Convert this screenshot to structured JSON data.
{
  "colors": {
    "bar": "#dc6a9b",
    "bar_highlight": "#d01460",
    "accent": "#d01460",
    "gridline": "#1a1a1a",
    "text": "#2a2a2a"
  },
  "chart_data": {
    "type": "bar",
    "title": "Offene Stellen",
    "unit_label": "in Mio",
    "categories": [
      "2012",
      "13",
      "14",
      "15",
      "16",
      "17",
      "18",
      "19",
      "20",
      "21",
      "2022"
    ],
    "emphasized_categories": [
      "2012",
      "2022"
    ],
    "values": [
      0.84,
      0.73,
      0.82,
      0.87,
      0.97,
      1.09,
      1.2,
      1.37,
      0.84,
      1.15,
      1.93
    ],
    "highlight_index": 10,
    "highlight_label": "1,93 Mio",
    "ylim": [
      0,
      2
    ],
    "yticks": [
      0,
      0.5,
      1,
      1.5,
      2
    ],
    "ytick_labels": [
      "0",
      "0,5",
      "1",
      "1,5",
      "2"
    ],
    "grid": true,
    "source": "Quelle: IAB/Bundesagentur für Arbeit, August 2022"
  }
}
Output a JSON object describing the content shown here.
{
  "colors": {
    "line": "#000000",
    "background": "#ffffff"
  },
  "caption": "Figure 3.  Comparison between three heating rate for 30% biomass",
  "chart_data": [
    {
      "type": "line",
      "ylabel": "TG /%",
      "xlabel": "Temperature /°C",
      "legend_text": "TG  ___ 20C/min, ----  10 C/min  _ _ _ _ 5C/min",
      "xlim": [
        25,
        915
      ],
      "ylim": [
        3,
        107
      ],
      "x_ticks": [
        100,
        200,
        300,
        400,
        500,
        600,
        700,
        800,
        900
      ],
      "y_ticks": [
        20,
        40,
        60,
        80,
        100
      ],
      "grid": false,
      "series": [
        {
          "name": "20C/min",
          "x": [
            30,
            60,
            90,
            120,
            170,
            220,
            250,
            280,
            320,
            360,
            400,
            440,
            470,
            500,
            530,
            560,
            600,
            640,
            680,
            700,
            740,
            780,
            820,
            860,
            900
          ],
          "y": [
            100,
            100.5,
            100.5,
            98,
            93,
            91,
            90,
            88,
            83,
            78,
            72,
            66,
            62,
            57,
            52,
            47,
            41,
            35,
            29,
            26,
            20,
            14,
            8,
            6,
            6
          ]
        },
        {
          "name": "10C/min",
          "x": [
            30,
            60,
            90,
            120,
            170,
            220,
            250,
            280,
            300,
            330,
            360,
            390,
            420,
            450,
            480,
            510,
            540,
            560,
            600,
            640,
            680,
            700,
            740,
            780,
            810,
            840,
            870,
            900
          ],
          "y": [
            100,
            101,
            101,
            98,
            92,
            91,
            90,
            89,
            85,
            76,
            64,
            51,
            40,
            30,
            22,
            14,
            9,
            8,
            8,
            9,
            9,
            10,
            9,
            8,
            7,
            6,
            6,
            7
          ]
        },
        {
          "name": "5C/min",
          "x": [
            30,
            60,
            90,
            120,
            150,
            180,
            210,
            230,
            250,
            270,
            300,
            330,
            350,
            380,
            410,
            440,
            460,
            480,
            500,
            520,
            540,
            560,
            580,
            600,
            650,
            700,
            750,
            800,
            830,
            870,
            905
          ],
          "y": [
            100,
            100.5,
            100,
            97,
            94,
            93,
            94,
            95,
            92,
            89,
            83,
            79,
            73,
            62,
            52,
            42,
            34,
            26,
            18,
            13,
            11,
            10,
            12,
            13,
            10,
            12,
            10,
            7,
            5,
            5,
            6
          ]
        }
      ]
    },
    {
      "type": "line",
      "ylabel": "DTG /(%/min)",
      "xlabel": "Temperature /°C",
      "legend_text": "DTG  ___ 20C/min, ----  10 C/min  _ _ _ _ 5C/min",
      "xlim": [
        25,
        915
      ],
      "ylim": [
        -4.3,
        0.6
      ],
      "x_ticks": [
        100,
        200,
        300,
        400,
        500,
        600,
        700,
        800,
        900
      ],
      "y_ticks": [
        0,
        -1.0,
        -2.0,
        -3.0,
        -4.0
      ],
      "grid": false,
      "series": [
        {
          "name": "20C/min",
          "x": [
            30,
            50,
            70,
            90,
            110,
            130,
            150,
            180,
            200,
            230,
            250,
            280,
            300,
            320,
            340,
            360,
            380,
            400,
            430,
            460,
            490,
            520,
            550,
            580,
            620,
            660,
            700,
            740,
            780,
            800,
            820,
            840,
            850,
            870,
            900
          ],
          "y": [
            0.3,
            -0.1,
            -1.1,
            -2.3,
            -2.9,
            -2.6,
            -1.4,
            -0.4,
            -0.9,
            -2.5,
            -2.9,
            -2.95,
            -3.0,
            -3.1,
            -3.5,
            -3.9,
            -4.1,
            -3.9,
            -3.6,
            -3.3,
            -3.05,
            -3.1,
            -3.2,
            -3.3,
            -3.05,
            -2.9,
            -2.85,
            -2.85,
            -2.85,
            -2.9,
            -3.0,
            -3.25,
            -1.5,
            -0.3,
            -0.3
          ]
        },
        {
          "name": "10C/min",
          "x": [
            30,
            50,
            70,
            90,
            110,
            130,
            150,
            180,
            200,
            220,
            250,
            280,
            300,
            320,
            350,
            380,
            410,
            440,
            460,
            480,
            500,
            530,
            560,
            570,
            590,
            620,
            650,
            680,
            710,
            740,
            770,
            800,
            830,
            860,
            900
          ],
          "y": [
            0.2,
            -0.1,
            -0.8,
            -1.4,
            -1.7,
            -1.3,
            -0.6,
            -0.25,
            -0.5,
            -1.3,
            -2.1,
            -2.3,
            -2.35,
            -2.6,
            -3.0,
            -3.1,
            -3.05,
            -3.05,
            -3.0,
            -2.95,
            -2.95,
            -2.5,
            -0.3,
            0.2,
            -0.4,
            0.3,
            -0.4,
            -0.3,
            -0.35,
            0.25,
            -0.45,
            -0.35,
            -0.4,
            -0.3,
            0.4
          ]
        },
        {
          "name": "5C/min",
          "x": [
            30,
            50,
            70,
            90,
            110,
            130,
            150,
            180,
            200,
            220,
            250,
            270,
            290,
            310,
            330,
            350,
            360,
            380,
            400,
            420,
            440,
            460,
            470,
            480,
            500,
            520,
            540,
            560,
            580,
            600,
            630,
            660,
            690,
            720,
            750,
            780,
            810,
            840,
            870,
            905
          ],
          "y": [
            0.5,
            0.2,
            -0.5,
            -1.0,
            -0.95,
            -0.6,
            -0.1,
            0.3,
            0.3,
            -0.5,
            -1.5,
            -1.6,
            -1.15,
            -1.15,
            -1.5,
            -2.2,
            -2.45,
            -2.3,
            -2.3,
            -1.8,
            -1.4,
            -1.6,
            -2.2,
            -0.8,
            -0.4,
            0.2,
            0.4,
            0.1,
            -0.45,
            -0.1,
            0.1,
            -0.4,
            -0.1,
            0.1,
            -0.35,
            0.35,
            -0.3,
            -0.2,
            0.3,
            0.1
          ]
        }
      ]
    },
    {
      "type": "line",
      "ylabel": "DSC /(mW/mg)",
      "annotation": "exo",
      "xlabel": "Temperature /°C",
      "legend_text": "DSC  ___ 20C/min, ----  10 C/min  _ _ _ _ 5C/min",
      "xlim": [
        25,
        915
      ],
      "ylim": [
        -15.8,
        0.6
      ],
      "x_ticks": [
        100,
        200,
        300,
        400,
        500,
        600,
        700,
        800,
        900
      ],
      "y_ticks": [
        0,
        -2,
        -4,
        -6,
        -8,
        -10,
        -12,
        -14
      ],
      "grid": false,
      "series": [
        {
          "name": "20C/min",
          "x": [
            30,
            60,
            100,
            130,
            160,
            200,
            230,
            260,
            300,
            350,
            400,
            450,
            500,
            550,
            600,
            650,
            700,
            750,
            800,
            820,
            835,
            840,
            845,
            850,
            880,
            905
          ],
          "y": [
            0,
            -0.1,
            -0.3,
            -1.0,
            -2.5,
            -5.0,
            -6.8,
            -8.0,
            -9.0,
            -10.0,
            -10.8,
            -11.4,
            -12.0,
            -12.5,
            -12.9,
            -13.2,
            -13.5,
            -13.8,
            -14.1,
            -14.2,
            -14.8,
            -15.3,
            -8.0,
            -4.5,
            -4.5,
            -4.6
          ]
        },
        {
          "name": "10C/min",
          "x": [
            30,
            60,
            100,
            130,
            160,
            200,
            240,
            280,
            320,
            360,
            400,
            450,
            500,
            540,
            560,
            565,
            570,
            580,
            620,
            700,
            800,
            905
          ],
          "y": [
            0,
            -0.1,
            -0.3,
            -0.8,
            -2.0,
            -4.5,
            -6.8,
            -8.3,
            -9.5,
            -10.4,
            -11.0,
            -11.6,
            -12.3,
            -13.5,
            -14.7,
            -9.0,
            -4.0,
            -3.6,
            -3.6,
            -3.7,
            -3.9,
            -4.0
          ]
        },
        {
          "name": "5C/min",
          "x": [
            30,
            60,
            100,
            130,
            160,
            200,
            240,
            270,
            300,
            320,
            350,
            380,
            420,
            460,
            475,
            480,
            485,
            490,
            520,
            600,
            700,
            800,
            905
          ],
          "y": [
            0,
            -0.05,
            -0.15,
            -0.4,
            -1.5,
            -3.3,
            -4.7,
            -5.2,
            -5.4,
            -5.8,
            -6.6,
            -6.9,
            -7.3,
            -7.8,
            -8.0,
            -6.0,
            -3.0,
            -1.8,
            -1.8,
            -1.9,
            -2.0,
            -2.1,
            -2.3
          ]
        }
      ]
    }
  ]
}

========================================================================

Pick out and copy the lines of the entries that hold the string "ylabel".

      "ylabel": "TG /%",
      "ylabel": "DTG /(%/min)",
      "ylabel": "DSC /(mW/mg)",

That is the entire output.